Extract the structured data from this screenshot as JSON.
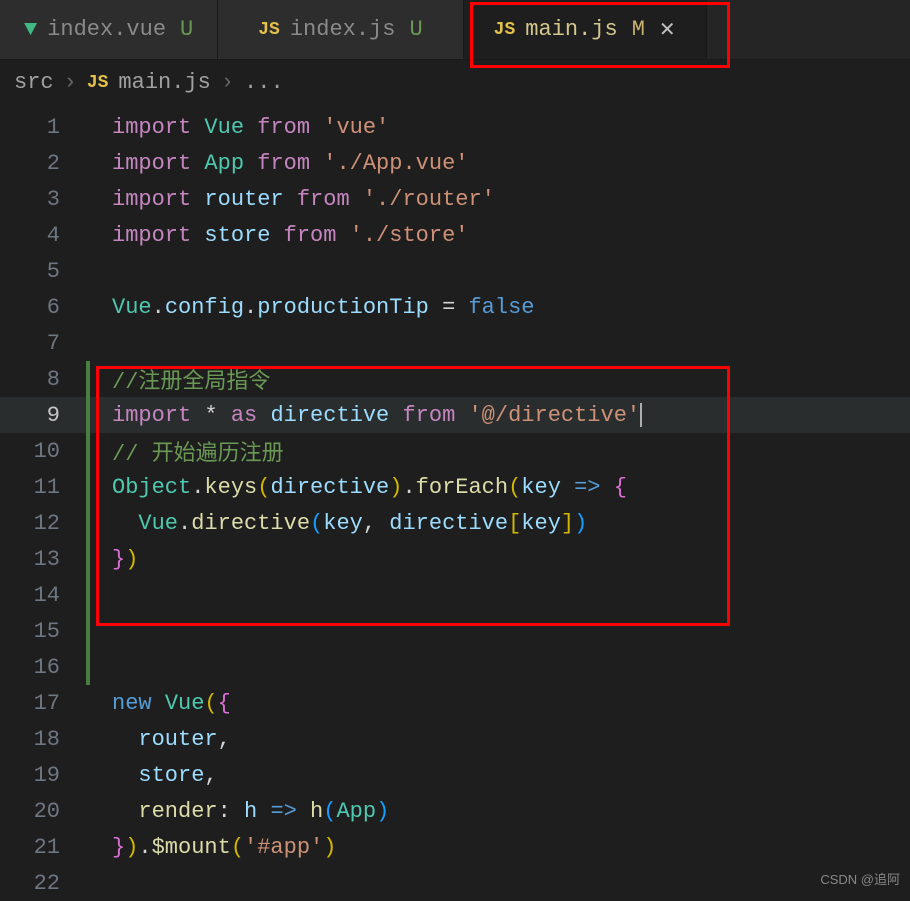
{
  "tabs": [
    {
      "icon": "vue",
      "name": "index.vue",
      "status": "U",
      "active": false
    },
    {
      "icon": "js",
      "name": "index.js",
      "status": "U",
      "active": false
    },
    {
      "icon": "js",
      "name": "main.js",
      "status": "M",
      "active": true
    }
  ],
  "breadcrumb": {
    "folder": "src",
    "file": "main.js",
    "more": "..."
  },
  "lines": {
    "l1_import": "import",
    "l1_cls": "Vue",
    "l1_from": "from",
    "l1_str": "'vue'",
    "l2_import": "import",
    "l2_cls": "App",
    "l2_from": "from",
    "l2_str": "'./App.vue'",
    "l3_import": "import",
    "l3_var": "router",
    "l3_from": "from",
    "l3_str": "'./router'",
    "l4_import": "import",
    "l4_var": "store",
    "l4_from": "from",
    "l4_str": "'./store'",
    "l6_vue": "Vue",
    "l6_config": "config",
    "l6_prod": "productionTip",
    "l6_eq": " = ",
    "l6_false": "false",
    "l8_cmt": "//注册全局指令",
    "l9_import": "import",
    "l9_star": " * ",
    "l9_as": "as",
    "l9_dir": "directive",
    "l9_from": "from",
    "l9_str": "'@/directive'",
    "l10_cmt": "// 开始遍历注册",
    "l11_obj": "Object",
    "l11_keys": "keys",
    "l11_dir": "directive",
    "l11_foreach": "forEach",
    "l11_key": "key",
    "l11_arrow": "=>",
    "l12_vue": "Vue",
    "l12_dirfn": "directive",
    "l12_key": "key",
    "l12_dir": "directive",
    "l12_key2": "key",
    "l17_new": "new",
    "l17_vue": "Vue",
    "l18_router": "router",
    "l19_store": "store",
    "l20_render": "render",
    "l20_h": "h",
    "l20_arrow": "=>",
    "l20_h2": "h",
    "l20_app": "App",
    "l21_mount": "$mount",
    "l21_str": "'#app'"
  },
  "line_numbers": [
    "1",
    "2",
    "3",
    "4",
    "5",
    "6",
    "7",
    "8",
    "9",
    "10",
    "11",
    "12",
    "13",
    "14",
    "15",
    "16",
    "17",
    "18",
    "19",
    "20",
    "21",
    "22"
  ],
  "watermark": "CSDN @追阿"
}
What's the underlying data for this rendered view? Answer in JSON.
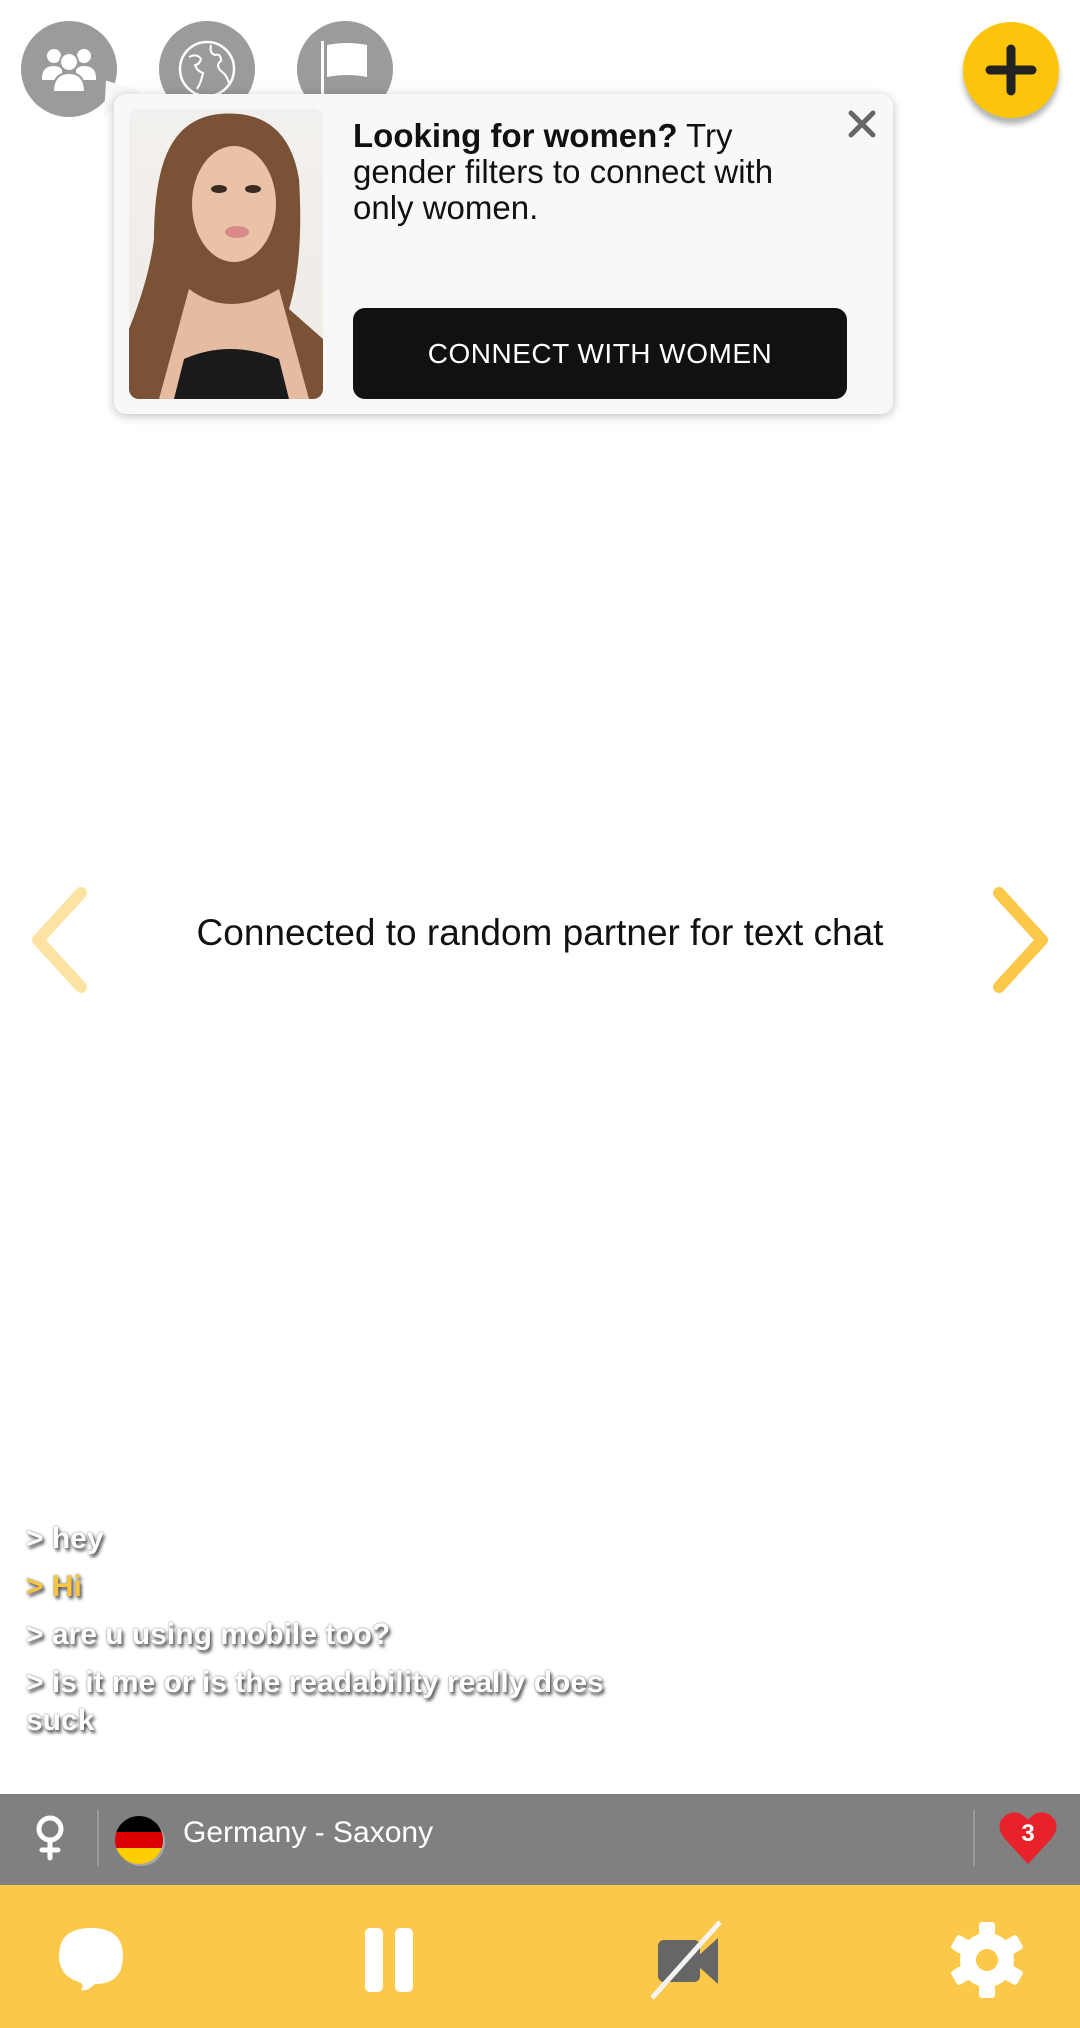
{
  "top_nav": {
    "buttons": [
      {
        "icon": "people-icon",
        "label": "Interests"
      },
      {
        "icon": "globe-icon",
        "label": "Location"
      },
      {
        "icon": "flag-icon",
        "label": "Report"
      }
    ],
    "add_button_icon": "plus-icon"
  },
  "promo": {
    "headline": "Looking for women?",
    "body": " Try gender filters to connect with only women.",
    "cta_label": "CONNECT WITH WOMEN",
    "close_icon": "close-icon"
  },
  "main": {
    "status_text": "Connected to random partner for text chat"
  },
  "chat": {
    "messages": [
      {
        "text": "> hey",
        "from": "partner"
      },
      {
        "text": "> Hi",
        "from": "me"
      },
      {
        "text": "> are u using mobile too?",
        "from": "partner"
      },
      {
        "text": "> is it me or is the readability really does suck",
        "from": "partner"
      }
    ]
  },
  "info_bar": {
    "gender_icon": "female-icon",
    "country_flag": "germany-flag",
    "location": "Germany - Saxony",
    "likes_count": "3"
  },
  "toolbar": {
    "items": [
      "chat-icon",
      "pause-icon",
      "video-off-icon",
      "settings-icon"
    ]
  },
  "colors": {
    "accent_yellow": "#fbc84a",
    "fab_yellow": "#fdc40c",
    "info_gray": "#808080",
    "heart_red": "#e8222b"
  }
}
____
**JOB**
The listing above must be printed again exactly, minus its pictures.

**WRITTEN REPLY**
Extract the structured data from this screenshot as JSON.
{
  "tabs": [
    {
      "icon": "vue",
      "name": "index.vue",
      "status": "U",
      "active": false
    },
    {
      "icon": "js",
      "name": "index.js",
      "status": "U",
      "active": false
    },
    {
      "icon": "js",
      "name": "main.js",
      "status": "M",
      "active": true
    }
  ],
  "breadcrumb": {
    "folder": "src",
    "file": "main.js",
    "more": "..."
  },
  "lines": {
    "l1_import": "import",
    "l1_cls": "Vue",
    "l1_from": "from",
    "l1_str": "'vue'",
    "l2_import": "import",
    "l2_cls": "App",
    "l2_from": "from",
    "l2_str": "'./App.vue'",
    "l3_import": "import",
    "l3_var": "router",
    "l3_from": "from",
    "l3_str": "'./router'",
    "l4_import": "import",
    "l4_var": "store",
    "l4_from": "from",
    "l4_str": "'./store'",
    "l6_vue": "Vue",
    "l6_config": "config",
    "l6_prod": "productionTip",
    "l6_eq": " = ",
    "l6_false": "false",
    "l8_cmt": "//注册全局指令",
    "l9_import": "import",
    "l9_star": " * ",
    "l9_as": "as",
    "l9_dir": "directive",
    "l9_from": "from",
    "l9_str": "'@/directive'",
    "l10_cmt": "// 开始遍历注册",
    "l11_obj": "Object",
    "l11_keys": "keys",
    "l11_dir": "directive",
    "l11_foreach": "forEach",
    "l11_key": "key",
    "l11_arrow": "=>",
    "l12_vue": "Vue",
    "l12_dirfn": "directive",
    "l12_key": "key",
    "l12_dir": "directive",
    "l12_key2": "key",
    "l17_new": "new",
    "l17_vue": "Vue",
    "l18_router": "router",
    "l19_store": "store",
    "l20_render": "render",
    "l20_h": "h",
    "l20_arrow": "=>",
    "l20_h2": "h",
    "l20_app": "App",
    "l21_mount": "$mount",
    "l21_str": "'#app'"
  },
  "line_numbers": [
    "1",
    "2",
    "3",
    "4",
    "5",
    "6",
    "7",
    "8",
    "9",
    "10",
    "11",
    "12",
    "13",
    "14",
    "15",
    "16",
    "17",
    "18",
    "19",
    "20",
    "21",
    "22"
  ],
  "watermark": "CSDN @追阿"
}
What's the underlying data for this rendered view? Answer in JSON.
{
  "top_nav": {
    "buttons": [
      {
        "icon": "people-icon",
        "label": "Interests"
      },
      {
        "icon": "globe-icon",
        "label": "Location"
      },
      {
        "icon": "flag-icon",
        "label": "Report"
      }
    ],
    "add_button_icon": "plus-icon"
  },
  "promo": {
    "headline": "Looking for women?",
    "body": " Try gender filters to connect with only women.",
    "cta_label": "CONNECT WITH WOMEN",
    "close_icon": "close-icon"
  },
  "main": {
    "status_text": "Connected to random partner for text chat"
  },
  "chat": {
    "messages": [
      {
        "text": "> hey",
        "from": "partner"
      },
      {
        "text": "> Hi",
        "from": "me"
      },
      {
        "text": "> are u using mobile too?",
        "from": "partner"
      },
      {
        "text": "> is it me or is the readability really does suck",
        "from": "partner"
      }
    ]
  },
  "info_bar": {
    "gender_icon": "female-icon",
    "country_flag": "germany-flag",
    "location": "Germany - Saxony",
    "likes_count": "3"
  },
  "toolbar": {
    "items": [
      "chat-icon",
      "pause-icon",
      "video-off-icon",
      "settings-icon"
    ]
  },
  "colors": {
    "accent_yellow": "#fbc84a",
    "fab_yellow": "#fdc40c",
    "info_gray": "#808080",
    "heart_red": "#e8222b"
  }
}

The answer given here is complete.